*** Task inputs
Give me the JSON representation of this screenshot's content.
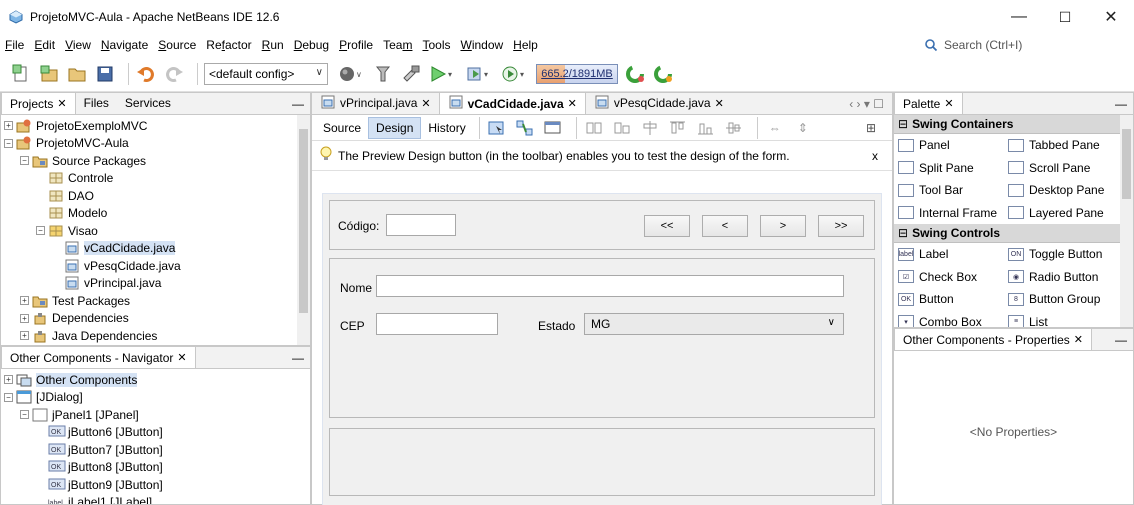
{
  "window": {
    "title": "ProjetoMVC-Aula - Apache NetBeans IDE 12.6",
    "minimize": "—",
    "maximize": "☐",
    "close": "✕"
  },
  "menu": {
    "items": [
      "File",
      "Edit",
      "View",
      "Navigate",
      "Source",
      "Refactor",
      "Run",
      "Debug",
      "Profile",
      "Team",
      "Tools",
      "Window",
      "Help"
    ],
    "search_placeholder": "Search (Ctrl+I)"
  },
  "toolbar": {
    "config": "<default config>",
    "memory": "665.2/1891MB",
    "memory_fraction": 0.35
  },
  "projects_panel": {
    "tabs": [
      "Projects",
      "Files",
      "Services"
    ],
    "tree": [
      {
        "label": "ProjetoExemploMVC",
        "level": 0,
        "exp": "+",
        "icon": "project"
      },
      {
        "label": "ProjetoMVC-Aula",
        "level": 0,
        "exp": "-",
        "icon": "project"
      },
      {
        "label": "Source Packages",
        "level": 1,
        "exp": "-",
        "icon": "folder"
      },
      {
        "label": "Controle",
        "level": 2,
        "exp": "",
        "icon": "package"
      },
      {
        "label": "DAO",
        "level": 2,
        "exp": "",
        "icon": "package"
      },
      {
        "label": "Modelo",
        "level": 2,
        "exp": "",
        "icon": "package"
      },
      {
        "label": "Visao",
        "level": 2,
        "exp": "-",
        "icon": "package-open"
      },
      {
        "label": "vCadCidade.java",
        "level": 3,
        "exp": "",
        "icon": "form",
        "selected": true
      },
      {
        "label": "vPesqCidade.java",
        "level": 3,
        "exp": "",
        "icon": "form"
      },
      {
        "label": "vPrincipal.java",
        "level": 3,
        "exp": "",
        "icon": "form"
      },
      {
        "label": "Test Packages",
        "level": 1,
        "exp": "+",
        "icon": "folder"
      },
      {
        "label": "Dependencies",
        "level": 1,
        "exp": "+",
        "icon": "jar"
      },
      {
        "label": "Java Dependencies",
        "level": 1,
        "exp": "+",
        "icon": "jar"
      }
    ]
  },
  "navigator_panel": {
    "title": "Other Components - Navigator",
    "tree": [
      {
        "label": "Other Components",
        "level": 0,
        "exp": "+",
        "icon": "components",
        "selected": true
      },
      {
        "label": "[JDialog]",
        "level": 0,
        "exp": "-",
        "icon": "dialog"
      },
      {
        "label": "jPanel1 [JPanel]",
        "level": 1,
        "exp": "-",
        "icon": "panel"
      },
      {
        "label": "jButton6 [JButton]",
        "level": 2,
        "exp": "",
        "icon": "ok"
      },
      {
        "label": "jButton7 [JButton]",
        "level": 2,
        "exp": "",
        "icon": "ok"
      },
      {
        "label": "jButton8 [JButton]",
        "level": 2,
        "exp": "",
        "icon": "ok"
      },
      {
        "label": "jButton9 [JButton]",
        "level": 2,
        "exp": "",
        "icon": "ok"
      },
      {
        "label": "jLabel1 [JLabel]",
        "level": 2,
        "exp": "",
        "icon": "label"
      }
    ]
  },
  "editor": {
    "tabs": [
      "vPrincipal.java",
      "vCadCidade.java",
      "vPesqCidade.java"
    ],
    "active_tab": 1,
    "sub_tabs": [
      "Source",
      "Design",
      "History"
    ],
    "active_sub_tab": 1,
    "info_message": "The Preview Design button (in the toolbar) enables you to test the design of the form.",
    "info_close": "x",
    "form": {
      "codigo_label": "Código:",
      "nav_buttons": [
        "<<",
        "<",
        ">",
        ">>"
      ],
      "nome_label": "Nome",
      "cep_label": "CEP",
      "estado_label": "Estado",
      "estado_value": "MG"
    }
  },
  "palette": {
    "title": "Palette",
    "sections": [
      {
        "header": "Swing Containers",
        "items": [
          "Panel",
          "Tabbed Pane",
          "Split Pane",
          "Scroll Pane",
          "Tool Bar",
          "Desktop Pane",
          "Internal Frame",
          "Layered Pane"
        ]
      },
      {
        "header": "Swing Controls",
        "items": [
          "Label",
          "Toggle Button",
          "Check Box",
          "Radio Button",
          "Button",
          "Button Group",
          "Combo Box",
          "List"
        ]
      }
    ]
  },
  "properties_panel": {
    "title": "Other Components - Properties",
    "empty": "<No Properties>"
  }
}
******
#### Goal of the exercise
All lines above with "header" in them should be returned.

#### Solution for this exercise
        "header": "Swing Containers",
        "header": "Swing Controls",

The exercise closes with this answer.